▶ DIRECTIONS
Read the entries below and pull out each line with the string "واحتساب".

▶ Rows from a dataset
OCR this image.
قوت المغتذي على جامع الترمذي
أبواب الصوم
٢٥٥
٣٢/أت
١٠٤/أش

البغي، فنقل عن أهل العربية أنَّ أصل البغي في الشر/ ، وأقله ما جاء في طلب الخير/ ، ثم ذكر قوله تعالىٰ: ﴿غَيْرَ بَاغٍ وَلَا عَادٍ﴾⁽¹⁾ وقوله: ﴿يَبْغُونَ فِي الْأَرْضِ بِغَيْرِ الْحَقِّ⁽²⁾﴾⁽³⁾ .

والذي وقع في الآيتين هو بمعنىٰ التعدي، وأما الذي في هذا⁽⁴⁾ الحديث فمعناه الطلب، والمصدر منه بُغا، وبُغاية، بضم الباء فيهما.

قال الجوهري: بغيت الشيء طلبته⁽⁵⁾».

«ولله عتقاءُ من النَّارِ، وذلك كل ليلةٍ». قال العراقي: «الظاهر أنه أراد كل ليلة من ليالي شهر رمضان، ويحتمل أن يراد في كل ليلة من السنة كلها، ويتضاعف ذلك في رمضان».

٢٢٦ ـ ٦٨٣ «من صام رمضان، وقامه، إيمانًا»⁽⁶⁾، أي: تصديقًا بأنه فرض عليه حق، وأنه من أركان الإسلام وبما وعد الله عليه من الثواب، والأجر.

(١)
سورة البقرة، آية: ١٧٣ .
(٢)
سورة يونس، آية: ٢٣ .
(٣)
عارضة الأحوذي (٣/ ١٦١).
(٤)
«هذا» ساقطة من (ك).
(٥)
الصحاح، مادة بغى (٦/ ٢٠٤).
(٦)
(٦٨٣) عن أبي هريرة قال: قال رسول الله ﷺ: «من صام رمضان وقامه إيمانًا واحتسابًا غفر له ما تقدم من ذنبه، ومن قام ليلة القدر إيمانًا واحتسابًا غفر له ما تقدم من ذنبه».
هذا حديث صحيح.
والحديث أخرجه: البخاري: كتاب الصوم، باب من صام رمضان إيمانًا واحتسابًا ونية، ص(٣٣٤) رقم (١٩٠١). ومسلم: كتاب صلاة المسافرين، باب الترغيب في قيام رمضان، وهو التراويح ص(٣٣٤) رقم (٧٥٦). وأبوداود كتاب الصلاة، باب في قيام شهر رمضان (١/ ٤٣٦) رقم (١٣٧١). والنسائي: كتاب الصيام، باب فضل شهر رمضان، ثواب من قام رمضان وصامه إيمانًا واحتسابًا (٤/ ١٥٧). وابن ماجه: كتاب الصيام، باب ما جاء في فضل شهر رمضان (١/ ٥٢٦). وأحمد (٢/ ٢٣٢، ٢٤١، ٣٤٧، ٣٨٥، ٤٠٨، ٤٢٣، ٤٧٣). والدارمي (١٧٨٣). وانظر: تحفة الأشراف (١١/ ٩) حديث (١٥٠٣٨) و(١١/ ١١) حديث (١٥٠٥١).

▶ EXPECTED ANSWER
(٦٨٣) عن أبي هريرة قال: قال رسول الله ﷺ: «من صام رمضان وقامه إيمانًا واحتسابًا غفر له ما تقدم من ذنبه، ومن قام ليلة القدر إيمانًا واحتسابًا غفر له ما تقدم من ذنبه».
والحديث أخرجه: البخاري: كتاب الصوم، باب من صام رمضان إيمانًا واحتسابًا ونية، ص(٣٣٤) رقم (١٩٠١). ومسلم: كتاب صلاة المسافرين، باب الترغيب في قيام رمضان، وهو التراويح ص(٣٣٤) رقم (٧٥٦). وأبوداود كتاب الصلاة، باب في قيام شهر رمضان (١/ ٤٣٦) رقم (١٣٧١). والنسائي: كتاب الصيام، باب فضل شهر رمضان، ثواب من قام رمضان وصامه إيمانًا واحتسابًا (٤/ ١٥٧). وابن ماجه: كتاب الصيام، باب ما جاء في فضل شهر رمضان (١/ ٥٢٦). وأحمد (٢/ ٢٣٢، ٢٤١، ٣٤٧، ٣٨٥، ٤٠٨، ٤٢٣، ٤٧٣). والدارمي (١٧٨٣). وانظر: تحفة الأشراف (١١/ ٩) حديث (١٥٠٣٨) و(١١/ ١١) حديث (١٥٠٥١).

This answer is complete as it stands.